→ **Problem requirements**
Which lines hold the word "JSON"? Show each of them.
>> start Data supplied
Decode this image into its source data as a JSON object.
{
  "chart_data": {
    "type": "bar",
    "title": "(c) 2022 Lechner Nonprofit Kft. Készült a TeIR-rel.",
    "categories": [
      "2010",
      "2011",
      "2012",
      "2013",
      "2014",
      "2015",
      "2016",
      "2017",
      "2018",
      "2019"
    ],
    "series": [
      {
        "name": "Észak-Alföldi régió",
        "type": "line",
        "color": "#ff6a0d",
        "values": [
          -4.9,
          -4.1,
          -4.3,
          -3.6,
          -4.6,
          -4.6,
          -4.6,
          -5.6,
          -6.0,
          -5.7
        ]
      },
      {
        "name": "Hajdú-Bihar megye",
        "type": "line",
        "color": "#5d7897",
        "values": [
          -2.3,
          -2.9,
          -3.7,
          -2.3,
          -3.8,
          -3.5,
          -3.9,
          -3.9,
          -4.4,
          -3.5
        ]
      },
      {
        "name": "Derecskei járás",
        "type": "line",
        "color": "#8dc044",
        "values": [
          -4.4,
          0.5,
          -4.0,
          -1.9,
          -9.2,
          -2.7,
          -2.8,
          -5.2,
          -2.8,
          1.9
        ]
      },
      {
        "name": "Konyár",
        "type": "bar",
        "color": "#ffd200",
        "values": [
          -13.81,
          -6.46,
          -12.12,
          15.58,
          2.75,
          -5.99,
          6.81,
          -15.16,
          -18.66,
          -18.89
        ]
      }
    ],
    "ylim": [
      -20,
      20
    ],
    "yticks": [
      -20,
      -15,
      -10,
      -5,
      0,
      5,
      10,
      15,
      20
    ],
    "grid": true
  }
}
>> end Data supplied
>> start Data supplied
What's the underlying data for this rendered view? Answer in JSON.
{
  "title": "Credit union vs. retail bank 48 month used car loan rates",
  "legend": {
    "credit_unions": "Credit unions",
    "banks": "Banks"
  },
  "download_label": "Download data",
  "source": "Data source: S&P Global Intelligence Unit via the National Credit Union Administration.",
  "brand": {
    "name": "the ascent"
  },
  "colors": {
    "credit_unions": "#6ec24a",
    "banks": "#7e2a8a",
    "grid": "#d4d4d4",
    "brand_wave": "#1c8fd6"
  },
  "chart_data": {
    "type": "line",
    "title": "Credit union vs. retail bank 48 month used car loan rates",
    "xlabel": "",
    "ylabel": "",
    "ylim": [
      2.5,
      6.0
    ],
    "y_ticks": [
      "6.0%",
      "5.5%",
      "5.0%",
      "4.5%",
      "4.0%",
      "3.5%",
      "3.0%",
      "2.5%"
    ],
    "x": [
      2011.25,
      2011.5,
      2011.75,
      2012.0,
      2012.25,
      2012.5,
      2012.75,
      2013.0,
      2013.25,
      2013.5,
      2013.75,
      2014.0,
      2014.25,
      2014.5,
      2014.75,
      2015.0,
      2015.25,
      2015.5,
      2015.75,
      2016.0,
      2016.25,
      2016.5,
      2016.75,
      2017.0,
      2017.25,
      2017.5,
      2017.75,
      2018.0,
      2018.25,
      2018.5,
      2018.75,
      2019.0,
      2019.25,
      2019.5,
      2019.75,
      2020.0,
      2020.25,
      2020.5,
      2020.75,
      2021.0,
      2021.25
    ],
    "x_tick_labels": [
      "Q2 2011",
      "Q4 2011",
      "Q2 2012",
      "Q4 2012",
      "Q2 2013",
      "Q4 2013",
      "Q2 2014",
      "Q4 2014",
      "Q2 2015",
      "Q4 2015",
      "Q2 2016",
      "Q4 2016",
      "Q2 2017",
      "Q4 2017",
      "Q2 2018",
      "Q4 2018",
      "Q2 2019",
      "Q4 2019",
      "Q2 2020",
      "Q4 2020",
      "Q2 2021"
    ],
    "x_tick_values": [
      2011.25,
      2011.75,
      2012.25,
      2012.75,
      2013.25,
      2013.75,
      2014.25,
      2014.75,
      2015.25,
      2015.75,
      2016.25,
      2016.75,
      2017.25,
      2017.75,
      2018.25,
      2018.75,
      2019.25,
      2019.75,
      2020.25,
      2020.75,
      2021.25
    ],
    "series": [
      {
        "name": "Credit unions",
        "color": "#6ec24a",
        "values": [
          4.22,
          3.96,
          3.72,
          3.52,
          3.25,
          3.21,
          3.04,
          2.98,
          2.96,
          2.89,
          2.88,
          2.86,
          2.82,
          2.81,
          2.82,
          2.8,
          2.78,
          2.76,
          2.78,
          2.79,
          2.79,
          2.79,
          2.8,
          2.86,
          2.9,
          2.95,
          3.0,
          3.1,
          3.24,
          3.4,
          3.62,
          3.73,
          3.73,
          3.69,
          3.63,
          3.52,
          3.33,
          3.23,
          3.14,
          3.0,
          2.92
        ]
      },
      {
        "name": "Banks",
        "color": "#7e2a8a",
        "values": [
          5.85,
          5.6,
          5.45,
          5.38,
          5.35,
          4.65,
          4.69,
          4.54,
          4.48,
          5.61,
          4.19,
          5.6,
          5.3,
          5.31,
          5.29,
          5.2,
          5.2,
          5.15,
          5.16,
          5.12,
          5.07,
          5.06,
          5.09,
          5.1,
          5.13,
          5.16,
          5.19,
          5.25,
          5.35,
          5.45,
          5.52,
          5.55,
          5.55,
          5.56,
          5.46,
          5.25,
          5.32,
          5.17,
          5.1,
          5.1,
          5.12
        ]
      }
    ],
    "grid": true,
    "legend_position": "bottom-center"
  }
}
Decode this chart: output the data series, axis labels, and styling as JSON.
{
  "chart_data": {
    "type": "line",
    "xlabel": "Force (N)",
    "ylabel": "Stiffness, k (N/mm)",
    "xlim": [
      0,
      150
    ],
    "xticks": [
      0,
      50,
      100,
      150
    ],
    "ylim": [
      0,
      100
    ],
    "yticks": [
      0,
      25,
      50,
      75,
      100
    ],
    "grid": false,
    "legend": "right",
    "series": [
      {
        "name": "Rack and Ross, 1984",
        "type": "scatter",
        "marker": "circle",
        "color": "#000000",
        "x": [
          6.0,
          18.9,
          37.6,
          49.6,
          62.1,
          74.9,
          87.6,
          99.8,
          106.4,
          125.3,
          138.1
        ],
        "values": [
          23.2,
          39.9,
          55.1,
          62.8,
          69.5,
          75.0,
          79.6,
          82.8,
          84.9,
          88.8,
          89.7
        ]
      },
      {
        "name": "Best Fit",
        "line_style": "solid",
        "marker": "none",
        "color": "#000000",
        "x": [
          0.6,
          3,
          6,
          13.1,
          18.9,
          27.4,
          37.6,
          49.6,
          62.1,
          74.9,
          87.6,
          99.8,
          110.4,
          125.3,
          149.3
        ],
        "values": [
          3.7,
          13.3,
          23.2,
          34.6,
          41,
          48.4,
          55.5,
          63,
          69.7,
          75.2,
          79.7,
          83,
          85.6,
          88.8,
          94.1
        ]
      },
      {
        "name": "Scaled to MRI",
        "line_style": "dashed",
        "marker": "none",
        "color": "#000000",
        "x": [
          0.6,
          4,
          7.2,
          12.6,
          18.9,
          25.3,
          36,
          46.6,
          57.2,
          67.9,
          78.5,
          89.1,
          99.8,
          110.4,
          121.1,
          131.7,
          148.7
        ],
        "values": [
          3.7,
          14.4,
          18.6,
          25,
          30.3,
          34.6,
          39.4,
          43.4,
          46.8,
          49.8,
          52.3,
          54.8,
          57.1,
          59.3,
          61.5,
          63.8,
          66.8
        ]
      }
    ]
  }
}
>> end Data supplied
→ **Solved problem**
Decode this image into its source data as a JSON object.
What's the underlying data for this rendered view? Answer in JSON.
Decode this chart: output the data series, axis labels, and styling as JSON.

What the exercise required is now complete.